What to work on - Reproduce the data below word for word, starting at the line that contains "square-a6[interactable] bbox=[0, 157, 79, 235]" and ending after the line that contains "square-b8[interactable]: ♞ bbox=[79, 0, 158, 78]".

[Region annotation records]
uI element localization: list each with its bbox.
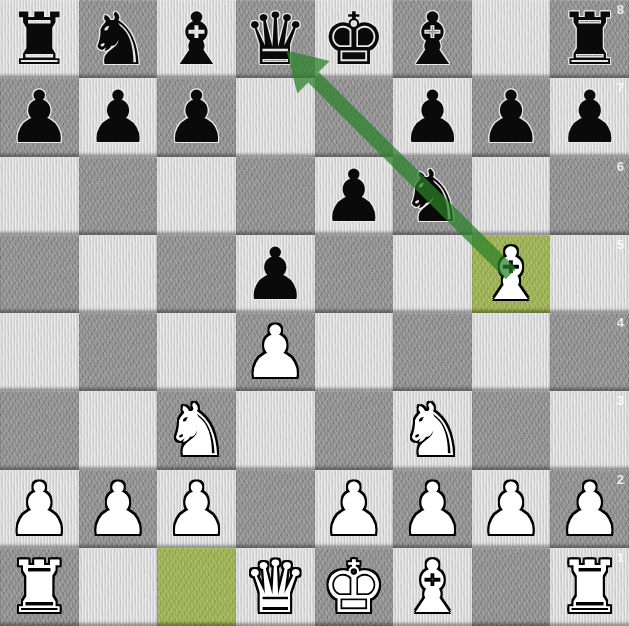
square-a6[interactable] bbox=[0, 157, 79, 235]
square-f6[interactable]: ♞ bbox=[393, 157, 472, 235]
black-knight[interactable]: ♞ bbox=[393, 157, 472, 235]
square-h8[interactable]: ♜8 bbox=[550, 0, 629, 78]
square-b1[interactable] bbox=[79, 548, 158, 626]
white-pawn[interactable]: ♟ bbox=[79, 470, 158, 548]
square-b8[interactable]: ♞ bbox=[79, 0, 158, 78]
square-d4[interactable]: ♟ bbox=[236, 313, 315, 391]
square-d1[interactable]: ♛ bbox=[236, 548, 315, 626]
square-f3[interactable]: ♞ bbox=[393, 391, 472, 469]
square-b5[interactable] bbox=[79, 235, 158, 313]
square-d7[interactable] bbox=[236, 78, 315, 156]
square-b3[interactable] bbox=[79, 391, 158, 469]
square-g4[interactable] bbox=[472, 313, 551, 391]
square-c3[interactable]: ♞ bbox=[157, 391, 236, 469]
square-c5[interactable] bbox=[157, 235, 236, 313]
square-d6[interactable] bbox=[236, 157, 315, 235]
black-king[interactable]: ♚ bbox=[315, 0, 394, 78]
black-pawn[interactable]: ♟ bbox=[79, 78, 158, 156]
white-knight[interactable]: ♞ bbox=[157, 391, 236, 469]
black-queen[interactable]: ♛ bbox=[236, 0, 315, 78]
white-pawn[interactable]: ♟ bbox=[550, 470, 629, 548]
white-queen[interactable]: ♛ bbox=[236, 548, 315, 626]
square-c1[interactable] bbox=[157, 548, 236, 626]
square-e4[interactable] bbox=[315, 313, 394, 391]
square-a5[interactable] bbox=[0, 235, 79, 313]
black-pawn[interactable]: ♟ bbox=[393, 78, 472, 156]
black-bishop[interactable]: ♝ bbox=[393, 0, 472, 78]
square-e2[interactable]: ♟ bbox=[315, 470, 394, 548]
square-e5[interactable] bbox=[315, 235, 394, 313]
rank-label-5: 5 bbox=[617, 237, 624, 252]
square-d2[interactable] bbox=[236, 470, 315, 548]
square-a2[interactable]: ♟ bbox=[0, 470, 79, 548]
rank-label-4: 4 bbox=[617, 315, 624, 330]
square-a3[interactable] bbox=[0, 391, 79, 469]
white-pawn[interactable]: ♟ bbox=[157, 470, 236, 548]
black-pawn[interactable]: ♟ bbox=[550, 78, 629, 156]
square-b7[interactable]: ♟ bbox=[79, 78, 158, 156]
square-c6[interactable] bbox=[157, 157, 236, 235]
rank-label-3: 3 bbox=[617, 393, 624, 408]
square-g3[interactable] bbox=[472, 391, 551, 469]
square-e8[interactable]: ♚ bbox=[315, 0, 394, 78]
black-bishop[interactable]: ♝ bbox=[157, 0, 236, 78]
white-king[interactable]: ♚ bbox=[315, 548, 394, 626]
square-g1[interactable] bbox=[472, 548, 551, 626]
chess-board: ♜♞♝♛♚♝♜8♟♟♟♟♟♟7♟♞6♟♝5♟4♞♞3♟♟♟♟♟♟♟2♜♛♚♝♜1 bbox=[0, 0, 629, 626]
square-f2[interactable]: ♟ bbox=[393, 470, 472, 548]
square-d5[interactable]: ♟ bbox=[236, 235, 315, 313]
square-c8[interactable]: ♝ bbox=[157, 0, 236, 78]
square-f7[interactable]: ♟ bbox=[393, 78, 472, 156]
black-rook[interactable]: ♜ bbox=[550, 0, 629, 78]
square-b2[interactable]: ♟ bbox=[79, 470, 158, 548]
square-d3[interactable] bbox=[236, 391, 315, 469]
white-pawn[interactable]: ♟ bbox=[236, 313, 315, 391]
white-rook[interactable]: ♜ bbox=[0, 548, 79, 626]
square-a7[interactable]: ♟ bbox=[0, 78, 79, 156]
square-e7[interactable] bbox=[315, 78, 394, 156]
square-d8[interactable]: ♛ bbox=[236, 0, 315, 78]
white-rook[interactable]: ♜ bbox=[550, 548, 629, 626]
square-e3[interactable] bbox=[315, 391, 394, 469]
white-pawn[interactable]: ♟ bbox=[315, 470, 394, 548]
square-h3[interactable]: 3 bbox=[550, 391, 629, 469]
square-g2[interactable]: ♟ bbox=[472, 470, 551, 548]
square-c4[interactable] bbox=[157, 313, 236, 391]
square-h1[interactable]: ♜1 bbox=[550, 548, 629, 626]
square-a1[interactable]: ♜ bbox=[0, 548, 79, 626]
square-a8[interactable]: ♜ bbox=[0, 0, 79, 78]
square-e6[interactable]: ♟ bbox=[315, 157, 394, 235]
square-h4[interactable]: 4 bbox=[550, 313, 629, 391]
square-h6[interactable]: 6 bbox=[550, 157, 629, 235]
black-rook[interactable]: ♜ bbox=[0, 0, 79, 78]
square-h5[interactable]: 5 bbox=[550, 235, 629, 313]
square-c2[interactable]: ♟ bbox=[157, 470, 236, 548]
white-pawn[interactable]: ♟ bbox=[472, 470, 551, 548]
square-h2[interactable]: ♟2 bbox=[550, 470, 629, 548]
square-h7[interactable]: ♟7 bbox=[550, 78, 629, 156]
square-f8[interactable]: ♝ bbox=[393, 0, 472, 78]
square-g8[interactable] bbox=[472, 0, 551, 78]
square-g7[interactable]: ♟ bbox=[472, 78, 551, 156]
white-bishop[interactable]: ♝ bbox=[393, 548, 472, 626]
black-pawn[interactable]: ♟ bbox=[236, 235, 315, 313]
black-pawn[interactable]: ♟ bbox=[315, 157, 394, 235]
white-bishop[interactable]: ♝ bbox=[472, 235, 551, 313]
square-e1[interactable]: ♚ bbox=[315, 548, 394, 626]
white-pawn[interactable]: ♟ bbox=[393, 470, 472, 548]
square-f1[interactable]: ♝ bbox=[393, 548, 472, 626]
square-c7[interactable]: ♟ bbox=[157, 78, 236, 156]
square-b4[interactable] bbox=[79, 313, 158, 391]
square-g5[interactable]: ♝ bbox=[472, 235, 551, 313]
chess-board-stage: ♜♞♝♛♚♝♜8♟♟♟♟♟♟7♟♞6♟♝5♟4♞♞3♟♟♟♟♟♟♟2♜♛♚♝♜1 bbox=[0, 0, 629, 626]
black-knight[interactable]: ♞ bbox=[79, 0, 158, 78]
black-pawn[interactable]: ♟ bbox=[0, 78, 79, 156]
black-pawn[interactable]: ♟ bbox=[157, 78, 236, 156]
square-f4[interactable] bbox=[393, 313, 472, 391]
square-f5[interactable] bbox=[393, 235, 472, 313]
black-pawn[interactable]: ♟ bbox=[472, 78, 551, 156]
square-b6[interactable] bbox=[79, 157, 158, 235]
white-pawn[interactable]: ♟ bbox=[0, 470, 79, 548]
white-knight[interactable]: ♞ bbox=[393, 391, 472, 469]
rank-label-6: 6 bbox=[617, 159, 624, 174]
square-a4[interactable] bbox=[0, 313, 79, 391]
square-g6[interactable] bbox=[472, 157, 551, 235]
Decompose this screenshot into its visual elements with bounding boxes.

Exercise response -
square-a6[interactable] bbox=[0, 157, 79, 235]
square-f6[interactable]: ♞ bbox=[393, 157, 472, 235]
black-knight[interactable]: ♞ bbox=[393, 157, 472, 235]
square-h8[interactable]: ♜8 bbox=[550, 0, 629, 78]
square-b1[interactable] bbox=[79, 548, 158, 626]
white-pawn[interactable]: ♟ bbox=[79, 470, 158, 548]
square-b8[interactable]: ♞ bbox=[79, 0, 158, 78]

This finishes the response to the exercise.